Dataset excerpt
>>>

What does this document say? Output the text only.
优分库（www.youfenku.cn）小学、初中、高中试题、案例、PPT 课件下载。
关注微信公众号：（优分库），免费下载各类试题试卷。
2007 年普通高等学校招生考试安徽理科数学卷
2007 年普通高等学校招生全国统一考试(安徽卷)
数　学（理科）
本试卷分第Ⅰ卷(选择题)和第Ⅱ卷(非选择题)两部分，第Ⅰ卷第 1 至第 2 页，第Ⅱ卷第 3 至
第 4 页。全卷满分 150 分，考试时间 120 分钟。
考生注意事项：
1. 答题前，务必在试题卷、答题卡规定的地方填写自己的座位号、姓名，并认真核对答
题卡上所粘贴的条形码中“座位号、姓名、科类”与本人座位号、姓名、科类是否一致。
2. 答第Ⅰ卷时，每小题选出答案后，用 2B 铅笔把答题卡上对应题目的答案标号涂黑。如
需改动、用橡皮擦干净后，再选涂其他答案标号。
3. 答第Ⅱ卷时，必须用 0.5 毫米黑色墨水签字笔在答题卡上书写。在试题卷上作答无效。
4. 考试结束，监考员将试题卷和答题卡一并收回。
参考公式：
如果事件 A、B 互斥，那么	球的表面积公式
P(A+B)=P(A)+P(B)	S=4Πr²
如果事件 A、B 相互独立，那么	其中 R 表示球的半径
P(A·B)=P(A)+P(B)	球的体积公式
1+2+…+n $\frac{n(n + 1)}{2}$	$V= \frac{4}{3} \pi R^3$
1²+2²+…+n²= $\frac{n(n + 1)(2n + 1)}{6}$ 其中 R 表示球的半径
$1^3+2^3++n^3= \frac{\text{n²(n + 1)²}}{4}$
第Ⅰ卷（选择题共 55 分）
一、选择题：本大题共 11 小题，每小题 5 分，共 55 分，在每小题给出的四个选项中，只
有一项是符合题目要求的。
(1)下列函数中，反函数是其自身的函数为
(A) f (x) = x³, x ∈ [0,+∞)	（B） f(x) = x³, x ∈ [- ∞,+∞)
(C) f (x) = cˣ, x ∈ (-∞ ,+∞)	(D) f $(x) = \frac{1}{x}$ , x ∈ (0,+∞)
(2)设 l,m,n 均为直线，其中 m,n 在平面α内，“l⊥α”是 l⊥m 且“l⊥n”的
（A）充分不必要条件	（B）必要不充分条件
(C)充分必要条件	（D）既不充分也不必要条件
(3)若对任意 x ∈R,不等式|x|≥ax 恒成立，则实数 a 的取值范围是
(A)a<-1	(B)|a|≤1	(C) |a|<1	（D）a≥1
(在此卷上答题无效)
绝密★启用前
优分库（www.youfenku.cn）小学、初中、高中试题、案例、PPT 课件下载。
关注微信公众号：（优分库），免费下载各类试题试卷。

<<<

Instruction.
Output the records above in their entirety, exactly.

Output of the task.
What does this document say? Output the text only.
优分库（www.youfenku.cn）小学、初中、高中试题、案例、PPT 课件下载。
关注微信公众号：（优分库），免费下载各类试题试卷。
2007 年普通高等学校招生考试安徽理科数学卷
2007 年普通高等学校招生全国统一考试(安徽卷)
数　学（理科）
本试卷分第Ⅰ卷(选择题)和第Ⅱ卷(非选择题)两部分，第Ⅰ卷第 1 至第 2 页，第Ⅱ卷第 3 至
第 4 页。全卷满分 150 分，考试时间 120 分钟。
考生注意事项：
1. 答题前，务必在试题卷、答题卡规定的地方填写自己的座位号、姓名，并认真核对答
题卡上所粘贴的条形码中“座位号、姓名、科类”与本人座位号、姓名、科类是否一致。
2. 答第Ⅰ卷时，每小题选出答案后，用 2B 铅笔把答题卡上对应题目的答案标号涂黑。如
需改动、用橡皮擦干净后，再选涂其他答案标号。
3. 答第Ⅱ卷时，必须用 0.5 毫米黑色墨水签字笔在答题卡上书写。在试题卷上作答无效。
4. 考试结束，监考员将试题卷和答题卡一并收回。
参考公式：
如果事件 A、B 互斥，那么	球的表面积公式
P(A+B)=P(A)+P(B)	S=4Πr²
如果事件 A、B 相互独立，那么	其中 R 表示球的半径
P(A·B)=P(A)+P(B)	球的体积公式
1+2+…+n $\frac{n(n + 1)}{2}$	$V= \frac{4}{3} \pi R^3$
1²+2²+…+n²= $\frac{n(n + 1)(2n + 1)}{6}$ 其中 R 表示球的半径
$1^3+2^3++n^3= \frac{\text{n²(n + 1)²}}{4}$
第Ⅰ卷（选择题共 55 分）
一、选择题：本大题共 11 小题，每小题 5 分，共 55 分，在每小题给出的四个选项中，只
有一项是符合题目要求的。
(1)下列函数中，反函数是其自身的函数为
(A) f (x) = x³, x ∈ [0,+∞)	（B） f(x) = x³, x ∈ [- ∞,+∞)
(C) f (x) = cˣ, x ∈ (-∞ ,+∞)	(D) f $(x) = \frac{1}{x}$ , x ∈ (0,+∞)
(2)设 l,m,n 均为直线，其中 m,n 在平面α内，“l⊥α”是 l⊥m 且“l⊥n”的
（A）充分不必要条件	（B）必要不充分条件
(C)充分必要条件	（D）既不充分也不必要条件
(3)若对任意 x ∈R,不等式|x|≥ax 恒成立，则实数 a 的取值范围是
(A)a<-1	(B)|a|≤1	(C) |a|<1	（D）a≥1
(在此卷上答题无效)
绝密★启用前
优分库（www.youfenku.cn）小学、初中、高中试题、案例、PPT 课件下载。
关注微信公众号：（优分库），免费下载各类试题试卷。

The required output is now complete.